Would you write out the listing verbatim and skip every picture in it?
==============================
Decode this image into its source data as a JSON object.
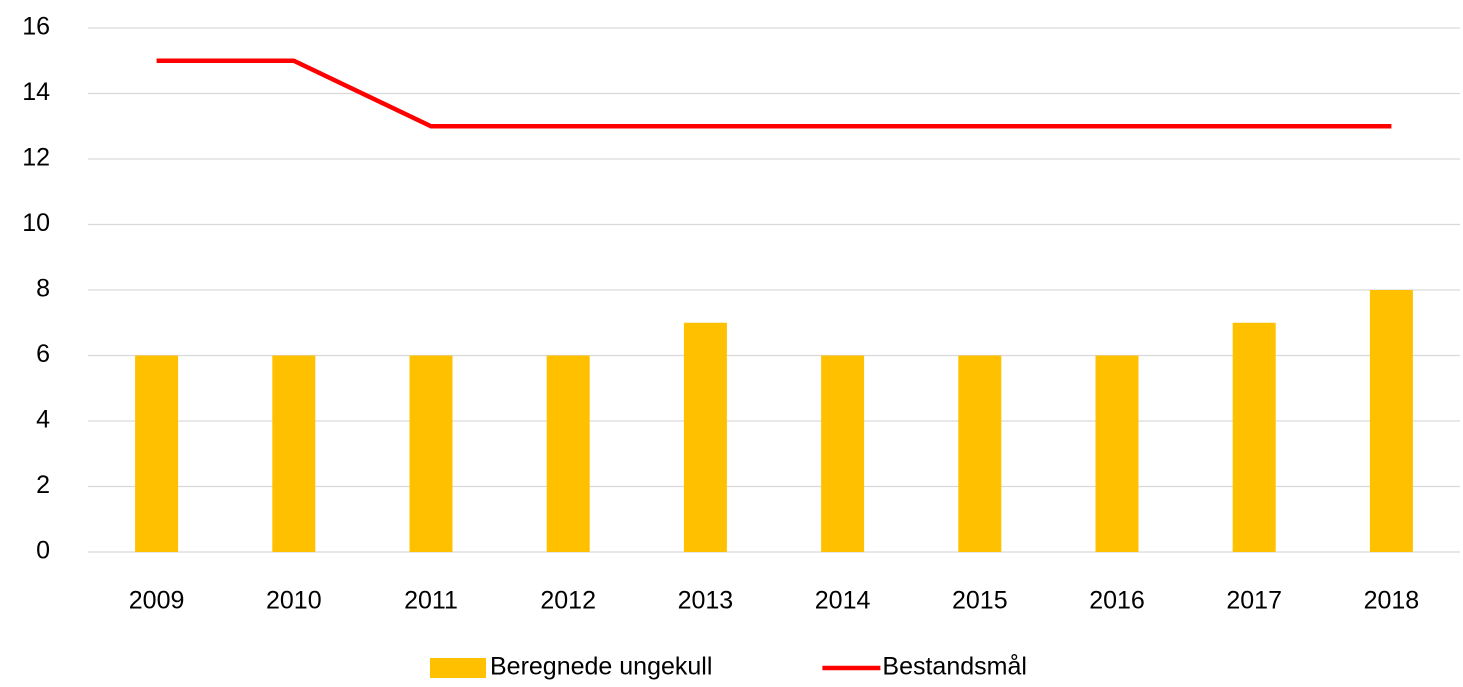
{
  "chart_data": {
    "type": "bar",
    "categories": [
      "2009",
      "2010",
      "2011",
      "2012",
      "2013",
      "2014",
      "2015",
      "2016",
      "2017",
      "2018"
    ],
    "series": [
      {
        "name": "Beregnede ungekull",
        "type": "bar",
        "color": "#ffc000",
        "values": [
          6,
          6,
          6,
          6,
          7,
          6,
          6,
          6,
          7,
          8
        ]
      },
      {
        "name": "Bestandsmål",
        "type": "line",
        "color": "#ff0000",
        "values": [
          15,
          15,
          13,
          13,
          13,
          13,
          13,
          13,
          13,
          13
        ]
      }
    ],
    "ylim": [
      0,
      16
    ],
    "yticks": [
      0,
      2,
      4,
      6,
      8,
      10,
      12,
      14,
      16
    ],
    "grid": true,
    "legend": "bottom"
  }
}
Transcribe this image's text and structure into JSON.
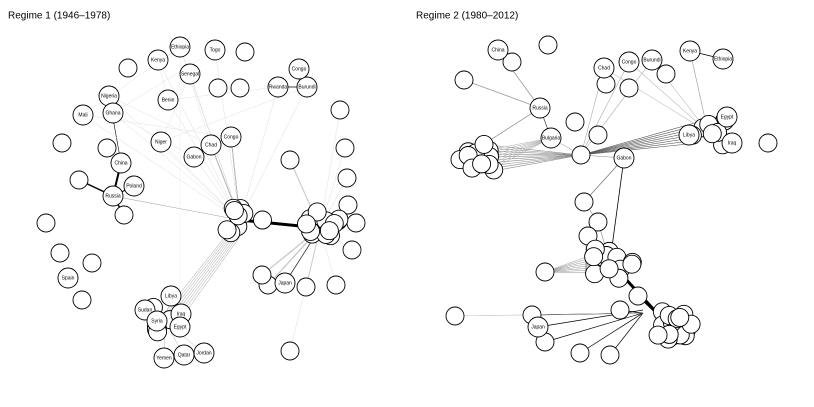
{
  "panels": [
    {
      "title": "Regime 1 (1946–1978)",
      "nodes": [
        "Ethiopia",
        "Togo",
        "Kenya",
        "Senegal",
        "Nigeria",
        "Mali",
        "Ghana",
        "Benin",
        "Niger",
        "Chad",
        "Congo",
        "Gabon",
        "Rwanda",
        "Burundi",
        "Congo",
        "China",
        "Russia",
        "Poland",
        "Libya",
        "Sudan",
        "Syria",
        "Iraq",
        "Egypt",
        "Qatar",
        "Yemen",
        "Jordan",
        "Japan",
        "Spain"
      ]
    },
    {
      "title": "Regime 2 (1980–2012)",
      "nodes": [
        "China",
        "Kenya",
        "Chad",
        "Congo",
        "Burundi",
        "Ethiopia",
        "Russia",
        "Bulgaria",
        "Gabon",
        "Libya",
        "Egypt",
        "Iraq",
        "Japan"
      ]
    }
  ]
}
==============================
Answer to this task:
Decode this image into its source data as a JSON object.
{
  "chart_data": {
    "type": "bar",
    "categories": [
      "2009",
      "2010",
      "2011",
      "2012",
      "2013",
      "2014",
      "2015",
      "2016",
      "2017",
      "2018"
    ],
    "series": [
      {
        "name": "Beregnede ungekull",
        "type": "bar",
        "color": "#ffc000",
        "values": [
          6,
          6,
          6,
          6,
          7,
          6,
          6,
          6,
          7,
          8
        ]
      },
      {
        "name": "Bestandsmål",
        "type": "line",
        "color": "#ff0000",
        "values": [
          15,
          15,
          13,
          13,
          13,
          13,
          13,
          13,
          13,
          13
        ]
      }
    ],
    "ylim": [
      0,
      16
    ],
    "yticks": [
      0,
      2,
      4,
      6,
      8,
      10,
      12,
      14,
      16
    ],
    "grid": true,
    "legend": "bottom"
  }
}
Transcribe this image's text and structure into JSON.
{
  "panels": [
    {
      "title": "Regime 1 (1946–1978)",
      "nodes": [
        "Ethiopia",
        "Togo",
        "Kenya",
        "Senegal",
        "Nigeria",
        "Mali",
        "Ghana",
        "Benin",
        "Niger",
        "Chad",
        "Congo",
        "Gabon",
        "Rwanda",
        "Burundi",
        "Congo",
        "China",
        "Russia",
        "Poland",
        "Libya",
        "Sudan",
        "Syria",
        "Iraq",
        "Egypt",
        "Qatar",
        "Yemen",
        "Jordan",
        "Japan",
        "Spain"
      ]
    },
    {
      "title": "Regime 2 (1980–2012)",
      "nodes": [
        "China",
        "Kenya",
        "Chad",
        "Congo",
        "Burundi",
        "Ethiopia",
        "Russia",
        "Bulgaria",
        "Gabon",
        "Libya",
        "Egypt",
        "Iraq",
        "Japan"
      ]
    }
  ]
}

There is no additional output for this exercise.